> _Stored entries_
........

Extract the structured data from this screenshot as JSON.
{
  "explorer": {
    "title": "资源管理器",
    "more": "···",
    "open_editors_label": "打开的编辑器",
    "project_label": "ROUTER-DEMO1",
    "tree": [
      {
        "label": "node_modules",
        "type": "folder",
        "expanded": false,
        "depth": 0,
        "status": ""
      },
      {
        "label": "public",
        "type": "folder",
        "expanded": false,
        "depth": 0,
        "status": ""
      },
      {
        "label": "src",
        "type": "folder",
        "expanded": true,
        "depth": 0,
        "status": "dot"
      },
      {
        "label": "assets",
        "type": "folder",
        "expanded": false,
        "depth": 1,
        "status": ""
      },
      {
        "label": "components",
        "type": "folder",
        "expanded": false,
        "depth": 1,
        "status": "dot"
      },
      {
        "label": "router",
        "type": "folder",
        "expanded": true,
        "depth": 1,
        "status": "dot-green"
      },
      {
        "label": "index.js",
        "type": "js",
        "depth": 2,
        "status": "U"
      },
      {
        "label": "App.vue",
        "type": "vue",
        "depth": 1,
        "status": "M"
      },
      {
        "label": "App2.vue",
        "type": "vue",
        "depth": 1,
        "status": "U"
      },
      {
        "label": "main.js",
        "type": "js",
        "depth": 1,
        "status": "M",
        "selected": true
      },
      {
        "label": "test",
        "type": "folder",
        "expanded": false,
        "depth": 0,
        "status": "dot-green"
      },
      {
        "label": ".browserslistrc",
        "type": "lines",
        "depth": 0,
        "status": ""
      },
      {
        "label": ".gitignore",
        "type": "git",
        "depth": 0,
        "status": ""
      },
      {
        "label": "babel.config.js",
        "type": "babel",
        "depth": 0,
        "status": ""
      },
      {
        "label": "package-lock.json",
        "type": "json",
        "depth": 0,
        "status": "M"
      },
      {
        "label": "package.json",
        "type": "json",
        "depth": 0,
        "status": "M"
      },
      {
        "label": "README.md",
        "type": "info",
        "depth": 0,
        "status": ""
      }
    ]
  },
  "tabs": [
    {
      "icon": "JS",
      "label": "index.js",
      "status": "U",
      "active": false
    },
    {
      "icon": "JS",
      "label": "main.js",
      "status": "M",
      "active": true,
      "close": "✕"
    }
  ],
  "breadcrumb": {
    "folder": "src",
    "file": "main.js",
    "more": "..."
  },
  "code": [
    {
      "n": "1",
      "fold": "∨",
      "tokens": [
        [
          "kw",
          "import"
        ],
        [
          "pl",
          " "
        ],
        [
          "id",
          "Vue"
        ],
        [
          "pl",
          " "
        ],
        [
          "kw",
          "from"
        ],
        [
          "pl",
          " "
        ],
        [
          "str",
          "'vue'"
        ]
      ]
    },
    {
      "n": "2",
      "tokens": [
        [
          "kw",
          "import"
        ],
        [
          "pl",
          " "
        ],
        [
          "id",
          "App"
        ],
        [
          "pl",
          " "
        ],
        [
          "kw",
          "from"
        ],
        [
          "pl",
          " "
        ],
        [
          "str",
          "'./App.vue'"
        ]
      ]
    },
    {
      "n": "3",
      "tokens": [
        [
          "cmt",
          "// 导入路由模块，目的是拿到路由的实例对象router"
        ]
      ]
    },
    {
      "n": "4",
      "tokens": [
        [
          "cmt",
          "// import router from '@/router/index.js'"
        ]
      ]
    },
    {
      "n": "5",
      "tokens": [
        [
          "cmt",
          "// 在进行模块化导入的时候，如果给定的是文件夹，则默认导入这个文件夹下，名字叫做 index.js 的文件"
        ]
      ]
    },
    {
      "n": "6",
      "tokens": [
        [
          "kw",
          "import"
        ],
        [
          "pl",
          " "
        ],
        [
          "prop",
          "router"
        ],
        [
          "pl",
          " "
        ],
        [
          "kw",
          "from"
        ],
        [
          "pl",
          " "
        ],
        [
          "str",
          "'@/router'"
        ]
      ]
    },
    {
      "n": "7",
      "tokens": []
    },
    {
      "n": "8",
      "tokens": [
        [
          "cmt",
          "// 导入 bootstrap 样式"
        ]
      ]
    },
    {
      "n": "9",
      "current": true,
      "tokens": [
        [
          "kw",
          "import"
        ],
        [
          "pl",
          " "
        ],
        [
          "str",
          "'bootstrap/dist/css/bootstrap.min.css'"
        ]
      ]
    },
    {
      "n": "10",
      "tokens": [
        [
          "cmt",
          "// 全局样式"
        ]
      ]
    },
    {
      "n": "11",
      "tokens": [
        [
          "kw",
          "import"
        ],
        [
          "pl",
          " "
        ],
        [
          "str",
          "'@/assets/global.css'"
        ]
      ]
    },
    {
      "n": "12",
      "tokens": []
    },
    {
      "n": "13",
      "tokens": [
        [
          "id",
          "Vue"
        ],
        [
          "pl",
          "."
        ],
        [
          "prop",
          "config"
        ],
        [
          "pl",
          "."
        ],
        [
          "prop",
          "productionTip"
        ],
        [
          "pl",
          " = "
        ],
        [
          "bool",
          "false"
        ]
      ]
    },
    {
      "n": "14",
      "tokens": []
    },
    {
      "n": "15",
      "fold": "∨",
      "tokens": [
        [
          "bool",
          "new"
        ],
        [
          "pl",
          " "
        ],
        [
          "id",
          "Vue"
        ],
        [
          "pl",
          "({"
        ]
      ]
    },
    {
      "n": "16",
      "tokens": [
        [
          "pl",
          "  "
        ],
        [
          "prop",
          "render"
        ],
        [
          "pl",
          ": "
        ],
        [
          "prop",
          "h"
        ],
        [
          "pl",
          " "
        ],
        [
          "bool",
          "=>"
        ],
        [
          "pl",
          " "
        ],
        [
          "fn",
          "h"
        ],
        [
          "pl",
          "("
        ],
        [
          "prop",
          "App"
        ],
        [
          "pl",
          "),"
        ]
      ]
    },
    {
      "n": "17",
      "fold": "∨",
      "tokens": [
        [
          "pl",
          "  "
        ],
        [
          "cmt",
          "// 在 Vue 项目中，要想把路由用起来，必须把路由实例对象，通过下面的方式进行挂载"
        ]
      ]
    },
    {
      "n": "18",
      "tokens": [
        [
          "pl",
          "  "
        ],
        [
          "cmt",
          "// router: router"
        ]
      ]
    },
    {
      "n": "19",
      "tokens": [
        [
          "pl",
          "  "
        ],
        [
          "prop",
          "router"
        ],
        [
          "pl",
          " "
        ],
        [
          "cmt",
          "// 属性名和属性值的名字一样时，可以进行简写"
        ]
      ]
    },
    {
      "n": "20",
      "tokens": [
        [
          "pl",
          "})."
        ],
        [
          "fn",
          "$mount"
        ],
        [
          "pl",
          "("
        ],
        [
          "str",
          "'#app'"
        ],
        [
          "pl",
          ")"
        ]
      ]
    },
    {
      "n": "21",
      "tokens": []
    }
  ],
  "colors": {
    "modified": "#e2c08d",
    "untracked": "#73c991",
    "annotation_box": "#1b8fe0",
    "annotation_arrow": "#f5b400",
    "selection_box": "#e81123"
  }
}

........

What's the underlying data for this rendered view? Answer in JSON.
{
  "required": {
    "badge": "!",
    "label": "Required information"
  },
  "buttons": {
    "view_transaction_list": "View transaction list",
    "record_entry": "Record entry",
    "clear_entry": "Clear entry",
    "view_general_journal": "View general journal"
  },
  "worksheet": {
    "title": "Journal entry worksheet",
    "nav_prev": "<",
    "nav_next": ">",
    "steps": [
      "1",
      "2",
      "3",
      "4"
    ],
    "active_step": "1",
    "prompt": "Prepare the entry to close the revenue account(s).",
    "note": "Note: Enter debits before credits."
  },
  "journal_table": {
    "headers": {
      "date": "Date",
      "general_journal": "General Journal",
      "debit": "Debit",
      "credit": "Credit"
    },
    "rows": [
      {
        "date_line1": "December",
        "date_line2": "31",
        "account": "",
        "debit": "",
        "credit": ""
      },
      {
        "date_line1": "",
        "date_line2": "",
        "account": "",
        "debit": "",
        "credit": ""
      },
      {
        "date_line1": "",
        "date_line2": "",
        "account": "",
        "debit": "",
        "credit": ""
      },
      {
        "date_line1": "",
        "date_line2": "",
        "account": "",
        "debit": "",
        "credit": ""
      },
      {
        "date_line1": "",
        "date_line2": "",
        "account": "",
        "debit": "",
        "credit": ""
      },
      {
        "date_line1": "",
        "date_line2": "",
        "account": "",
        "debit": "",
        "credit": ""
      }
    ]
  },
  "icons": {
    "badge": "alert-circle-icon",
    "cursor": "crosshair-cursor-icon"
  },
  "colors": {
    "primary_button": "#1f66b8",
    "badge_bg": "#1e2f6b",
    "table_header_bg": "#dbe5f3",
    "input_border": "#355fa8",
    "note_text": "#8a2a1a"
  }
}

........

> _Task_
Find every line in the records above that holds the word "bootstrap", and copy each one.

> _Result below_
          "// 导入 bootstrap 样式"
          "'bootstrap/dist/css/bootstrap.min.css'"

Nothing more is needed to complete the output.